(Chart and figure data)
▬▬▬▬▬▬▬▬▬▬

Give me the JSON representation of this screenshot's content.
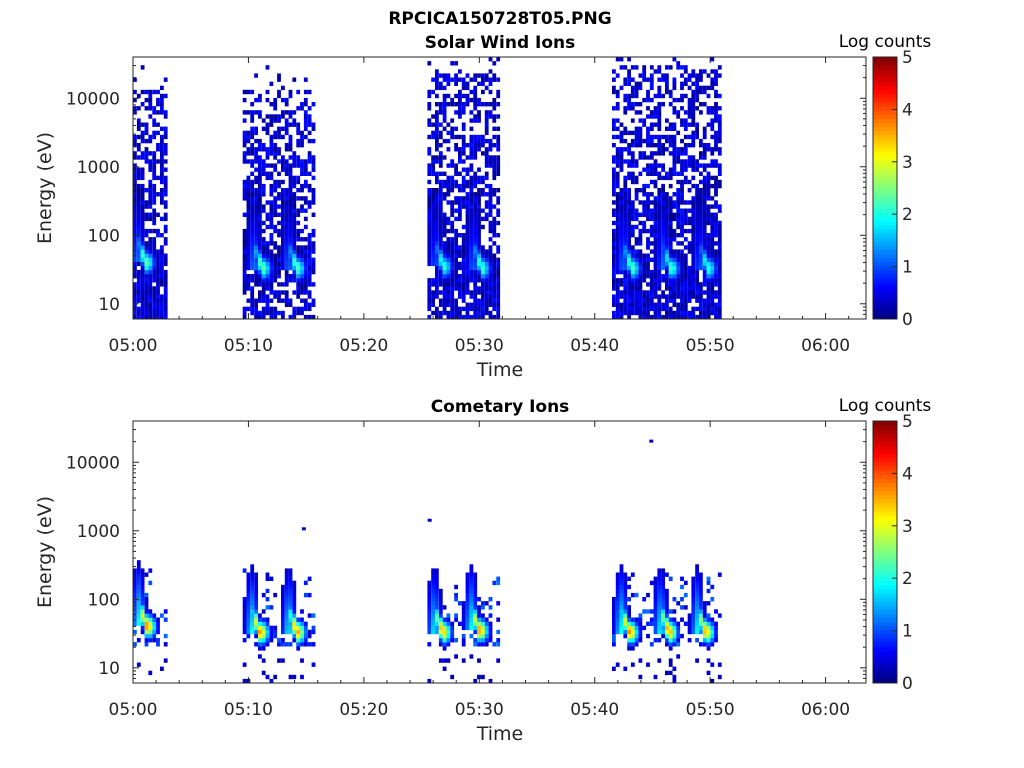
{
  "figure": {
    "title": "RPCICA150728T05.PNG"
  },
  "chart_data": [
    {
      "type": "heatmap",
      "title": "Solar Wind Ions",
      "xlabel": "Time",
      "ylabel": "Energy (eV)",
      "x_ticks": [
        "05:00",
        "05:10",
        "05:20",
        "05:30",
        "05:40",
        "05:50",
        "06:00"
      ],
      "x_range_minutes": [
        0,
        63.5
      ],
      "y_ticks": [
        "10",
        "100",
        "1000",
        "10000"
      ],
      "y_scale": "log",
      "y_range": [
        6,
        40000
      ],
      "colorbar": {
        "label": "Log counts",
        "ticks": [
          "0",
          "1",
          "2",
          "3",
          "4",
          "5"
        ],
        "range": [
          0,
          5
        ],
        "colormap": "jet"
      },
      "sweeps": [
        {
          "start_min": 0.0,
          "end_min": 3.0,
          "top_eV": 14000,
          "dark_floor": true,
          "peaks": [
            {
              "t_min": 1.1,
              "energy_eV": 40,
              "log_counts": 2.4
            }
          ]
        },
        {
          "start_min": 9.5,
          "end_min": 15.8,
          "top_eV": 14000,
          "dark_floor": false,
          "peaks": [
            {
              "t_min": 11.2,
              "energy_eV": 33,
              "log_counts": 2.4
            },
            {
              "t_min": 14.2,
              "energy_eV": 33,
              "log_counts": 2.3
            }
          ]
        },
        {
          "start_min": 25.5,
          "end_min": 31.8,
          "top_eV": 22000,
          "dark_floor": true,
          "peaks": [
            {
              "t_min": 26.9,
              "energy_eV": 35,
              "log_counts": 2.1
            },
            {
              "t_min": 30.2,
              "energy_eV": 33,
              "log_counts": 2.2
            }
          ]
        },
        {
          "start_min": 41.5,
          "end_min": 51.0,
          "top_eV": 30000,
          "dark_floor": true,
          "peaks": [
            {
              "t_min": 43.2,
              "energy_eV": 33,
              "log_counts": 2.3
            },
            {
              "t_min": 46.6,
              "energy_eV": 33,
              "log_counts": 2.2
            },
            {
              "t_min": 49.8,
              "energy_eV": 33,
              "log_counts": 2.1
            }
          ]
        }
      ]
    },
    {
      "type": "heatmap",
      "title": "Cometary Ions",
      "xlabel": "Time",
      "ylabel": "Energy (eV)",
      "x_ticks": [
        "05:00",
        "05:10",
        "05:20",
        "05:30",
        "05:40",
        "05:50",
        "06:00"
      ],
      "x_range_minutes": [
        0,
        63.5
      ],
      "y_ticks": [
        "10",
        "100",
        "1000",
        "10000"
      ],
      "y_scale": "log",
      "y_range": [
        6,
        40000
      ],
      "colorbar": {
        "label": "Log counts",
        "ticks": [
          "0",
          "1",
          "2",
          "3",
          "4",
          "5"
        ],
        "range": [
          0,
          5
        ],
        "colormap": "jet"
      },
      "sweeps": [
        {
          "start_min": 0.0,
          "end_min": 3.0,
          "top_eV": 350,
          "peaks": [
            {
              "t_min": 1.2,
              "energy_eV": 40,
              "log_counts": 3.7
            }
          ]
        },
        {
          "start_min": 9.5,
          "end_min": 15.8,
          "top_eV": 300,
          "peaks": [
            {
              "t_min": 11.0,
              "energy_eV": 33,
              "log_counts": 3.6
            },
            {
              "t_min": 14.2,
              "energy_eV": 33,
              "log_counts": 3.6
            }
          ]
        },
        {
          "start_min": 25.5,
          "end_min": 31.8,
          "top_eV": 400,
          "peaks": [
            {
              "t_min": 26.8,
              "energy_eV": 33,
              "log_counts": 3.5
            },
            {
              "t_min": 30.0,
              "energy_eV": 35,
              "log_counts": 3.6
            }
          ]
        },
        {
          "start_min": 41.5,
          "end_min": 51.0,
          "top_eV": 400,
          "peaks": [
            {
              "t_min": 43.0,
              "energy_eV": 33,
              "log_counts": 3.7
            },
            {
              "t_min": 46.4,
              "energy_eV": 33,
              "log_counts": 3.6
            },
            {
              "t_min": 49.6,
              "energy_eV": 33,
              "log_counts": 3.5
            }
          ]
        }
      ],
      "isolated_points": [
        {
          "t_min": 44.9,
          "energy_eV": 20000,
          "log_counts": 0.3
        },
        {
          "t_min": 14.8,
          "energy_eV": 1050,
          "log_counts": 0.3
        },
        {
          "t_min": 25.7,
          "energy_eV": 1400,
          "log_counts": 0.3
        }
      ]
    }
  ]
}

▬▬▬▬▬▬▬▬▬▬

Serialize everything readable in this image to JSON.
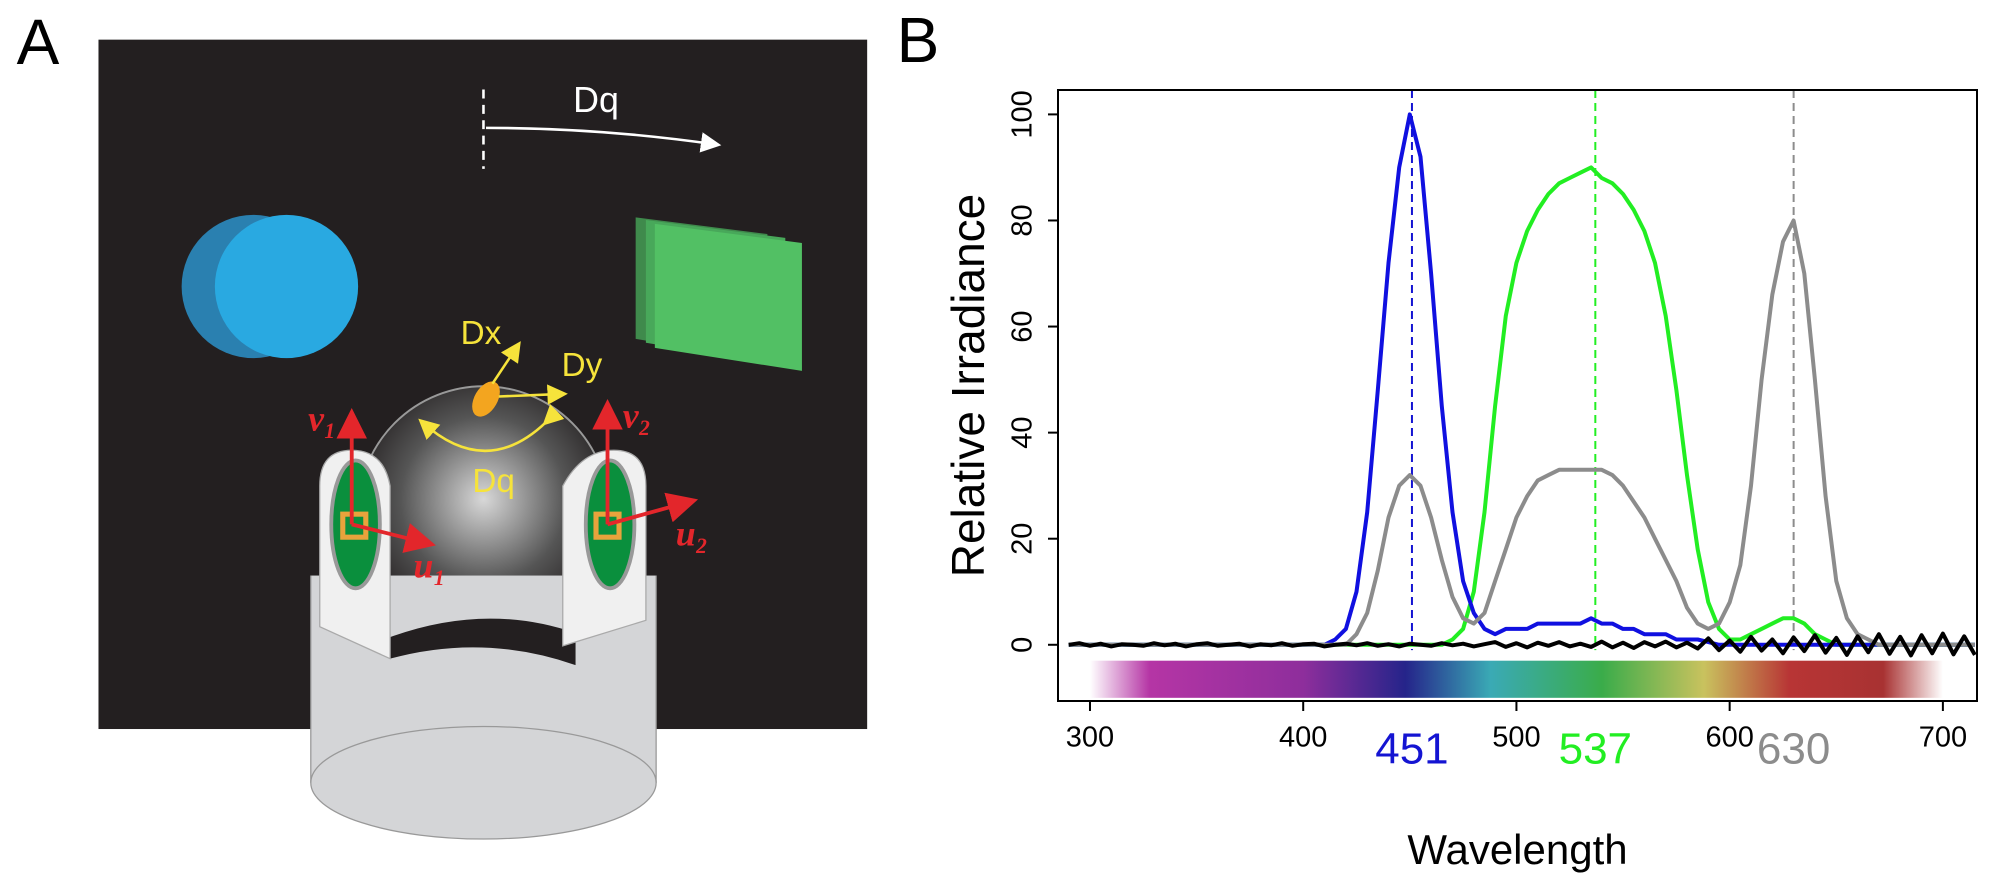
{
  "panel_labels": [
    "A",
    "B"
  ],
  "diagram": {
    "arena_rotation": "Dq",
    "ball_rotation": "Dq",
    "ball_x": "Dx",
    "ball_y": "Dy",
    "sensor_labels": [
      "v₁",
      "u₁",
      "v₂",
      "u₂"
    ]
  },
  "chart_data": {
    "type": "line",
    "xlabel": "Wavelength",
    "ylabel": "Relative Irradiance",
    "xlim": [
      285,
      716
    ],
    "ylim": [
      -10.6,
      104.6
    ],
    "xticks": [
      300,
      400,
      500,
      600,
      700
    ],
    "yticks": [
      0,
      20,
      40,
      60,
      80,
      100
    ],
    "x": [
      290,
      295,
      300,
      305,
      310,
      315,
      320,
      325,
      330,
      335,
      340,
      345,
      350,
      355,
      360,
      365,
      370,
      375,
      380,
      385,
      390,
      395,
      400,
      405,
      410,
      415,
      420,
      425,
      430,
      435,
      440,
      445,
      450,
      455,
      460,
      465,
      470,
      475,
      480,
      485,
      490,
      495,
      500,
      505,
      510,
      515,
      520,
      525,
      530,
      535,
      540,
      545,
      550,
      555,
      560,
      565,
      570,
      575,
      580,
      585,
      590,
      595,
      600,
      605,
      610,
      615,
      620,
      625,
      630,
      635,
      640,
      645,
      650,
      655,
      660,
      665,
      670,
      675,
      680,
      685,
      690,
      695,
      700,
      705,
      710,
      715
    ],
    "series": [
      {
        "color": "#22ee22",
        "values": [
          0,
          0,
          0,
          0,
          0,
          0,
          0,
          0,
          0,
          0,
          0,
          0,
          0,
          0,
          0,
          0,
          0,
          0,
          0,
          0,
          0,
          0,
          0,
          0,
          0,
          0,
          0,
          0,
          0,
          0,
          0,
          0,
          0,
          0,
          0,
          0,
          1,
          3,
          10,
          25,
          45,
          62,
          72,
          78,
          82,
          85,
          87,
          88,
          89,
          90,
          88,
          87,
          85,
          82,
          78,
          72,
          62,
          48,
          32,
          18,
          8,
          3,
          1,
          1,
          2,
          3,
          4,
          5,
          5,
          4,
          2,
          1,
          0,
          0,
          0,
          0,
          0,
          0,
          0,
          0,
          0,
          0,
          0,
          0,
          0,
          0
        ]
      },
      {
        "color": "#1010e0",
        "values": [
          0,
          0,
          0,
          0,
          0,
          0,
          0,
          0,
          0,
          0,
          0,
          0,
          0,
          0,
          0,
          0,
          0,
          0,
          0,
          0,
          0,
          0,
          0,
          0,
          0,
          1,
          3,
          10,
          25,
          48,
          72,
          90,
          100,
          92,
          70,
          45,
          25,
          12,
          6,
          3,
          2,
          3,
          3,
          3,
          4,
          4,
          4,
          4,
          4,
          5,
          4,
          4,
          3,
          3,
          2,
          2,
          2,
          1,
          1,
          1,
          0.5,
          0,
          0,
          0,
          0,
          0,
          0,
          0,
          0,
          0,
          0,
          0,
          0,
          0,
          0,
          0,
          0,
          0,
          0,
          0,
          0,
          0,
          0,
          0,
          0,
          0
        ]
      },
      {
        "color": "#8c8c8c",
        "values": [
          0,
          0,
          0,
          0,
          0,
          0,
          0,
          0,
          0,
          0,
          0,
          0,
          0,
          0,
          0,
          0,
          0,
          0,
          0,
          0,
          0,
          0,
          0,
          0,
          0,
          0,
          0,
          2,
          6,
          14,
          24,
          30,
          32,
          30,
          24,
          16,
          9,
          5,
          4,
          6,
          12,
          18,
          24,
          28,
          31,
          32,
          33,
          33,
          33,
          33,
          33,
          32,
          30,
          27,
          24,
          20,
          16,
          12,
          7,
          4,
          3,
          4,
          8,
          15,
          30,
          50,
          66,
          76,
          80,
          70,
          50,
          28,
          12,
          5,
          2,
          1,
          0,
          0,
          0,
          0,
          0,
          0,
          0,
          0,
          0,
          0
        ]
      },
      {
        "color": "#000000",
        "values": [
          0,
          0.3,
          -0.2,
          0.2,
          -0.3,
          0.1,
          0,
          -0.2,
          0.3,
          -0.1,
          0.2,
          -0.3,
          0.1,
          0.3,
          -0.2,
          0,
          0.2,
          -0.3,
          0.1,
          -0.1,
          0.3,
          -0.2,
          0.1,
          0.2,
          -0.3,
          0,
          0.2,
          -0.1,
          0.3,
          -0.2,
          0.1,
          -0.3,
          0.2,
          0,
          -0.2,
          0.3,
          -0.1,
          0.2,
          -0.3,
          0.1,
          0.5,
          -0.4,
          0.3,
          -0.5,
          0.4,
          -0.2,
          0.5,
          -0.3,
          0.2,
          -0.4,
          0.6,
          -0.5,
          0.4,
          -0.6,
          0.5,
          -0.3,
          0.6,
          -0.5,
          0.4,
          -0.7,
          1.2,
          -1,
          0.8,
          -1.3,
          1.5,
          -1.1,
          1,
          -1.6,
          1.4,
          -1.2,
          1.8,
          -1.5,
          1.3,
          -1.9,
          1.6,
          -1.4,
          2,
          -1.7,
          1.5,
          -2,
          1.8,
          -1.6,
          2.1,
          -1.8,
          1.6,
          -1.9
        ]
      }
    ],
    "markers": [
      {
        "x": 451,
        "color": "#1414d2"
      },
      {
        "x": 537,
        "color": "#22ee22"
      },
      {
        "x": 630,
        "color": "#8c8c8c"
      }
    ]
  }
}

▬▬▬▬▬▬▬▬▬▬

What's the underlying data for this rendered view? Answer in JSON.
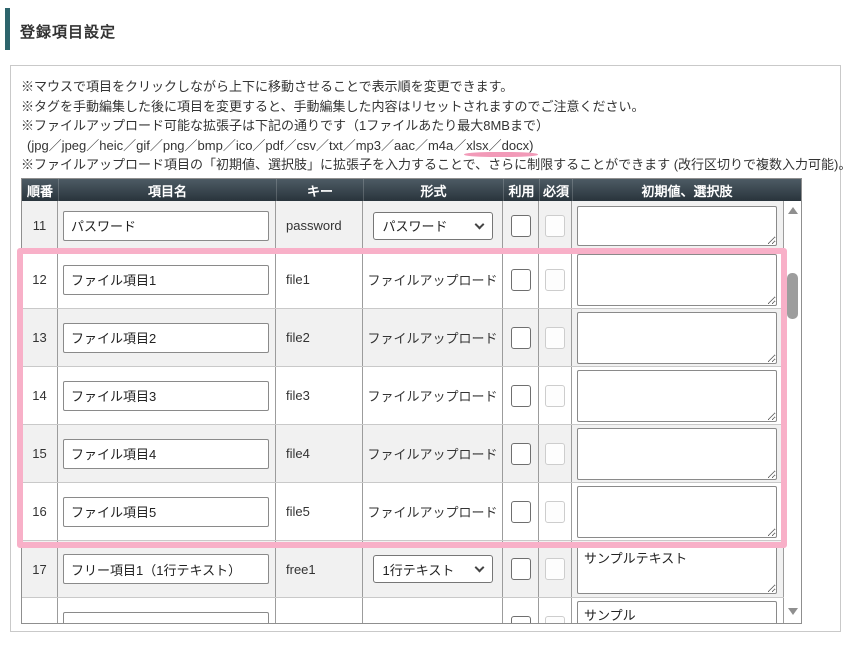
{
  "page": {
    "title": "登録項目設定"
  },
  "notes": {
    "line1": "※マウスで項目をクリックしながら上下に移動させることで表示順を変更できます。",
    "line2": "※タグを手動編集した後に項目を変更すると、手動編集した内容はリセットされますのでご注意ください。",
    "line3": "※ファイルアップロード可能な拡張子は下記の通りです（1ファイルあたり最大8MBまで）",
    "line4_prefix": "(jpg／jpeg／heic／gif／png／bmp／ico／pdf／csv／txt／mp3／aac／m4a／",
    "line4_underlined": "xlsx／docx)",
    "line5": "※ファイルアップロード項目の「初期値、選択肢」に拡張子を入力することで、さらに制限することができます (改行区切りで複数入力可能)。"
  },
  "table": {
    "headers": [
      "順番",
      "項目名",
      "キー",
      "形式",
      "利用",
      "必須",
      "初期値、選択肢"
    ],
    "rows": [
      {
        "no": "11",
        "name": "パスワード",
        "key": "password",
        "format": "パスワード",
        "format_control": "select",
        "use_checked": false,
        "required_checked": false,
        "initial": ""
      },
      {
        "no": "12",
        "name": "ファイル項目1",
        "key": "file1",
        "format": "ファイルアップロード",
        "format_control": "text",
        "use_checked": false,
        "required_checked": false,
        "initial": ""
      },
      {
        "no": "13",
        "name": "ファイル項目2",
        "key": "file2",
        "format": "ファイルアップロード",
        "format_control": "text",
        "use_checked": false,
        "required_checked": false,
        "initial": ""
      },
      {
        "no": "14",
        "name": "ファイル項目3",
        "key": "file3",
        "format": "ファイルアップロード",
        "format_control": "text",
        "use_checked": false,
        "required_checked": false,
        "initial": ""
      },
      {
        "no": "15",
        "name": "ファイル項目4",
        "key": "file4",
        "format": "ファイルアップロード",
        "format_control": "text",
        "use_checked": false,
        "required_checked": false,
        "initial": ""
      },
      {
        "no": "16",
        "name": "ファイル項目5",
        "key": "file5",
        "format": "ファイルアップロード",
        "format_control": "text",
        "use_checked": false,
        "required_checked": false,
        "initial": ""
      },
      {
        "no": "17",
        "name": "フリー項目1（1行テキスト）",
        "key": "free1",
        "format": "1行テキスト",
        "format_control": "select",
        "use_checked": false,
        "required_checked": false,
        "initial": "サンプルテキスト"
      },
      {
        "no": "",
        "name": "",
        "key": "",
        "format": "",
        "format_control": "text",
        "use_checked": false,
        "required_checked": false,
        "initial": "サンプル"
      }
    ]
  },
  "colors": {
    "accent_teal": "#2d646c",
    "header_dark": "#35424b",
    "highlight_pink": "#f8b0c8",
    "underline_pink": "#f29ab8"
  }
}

▬▬▬▬▬▬▬▬▬▬

### Exercise brief
Copy all lines of the listing above that contain the string "JSON".

### Result
Give me the JSON representation of this screenshot's content.
Serialize everything readable in this image to JSON.
What's the underlying data for this rendered view? Answer in JSON.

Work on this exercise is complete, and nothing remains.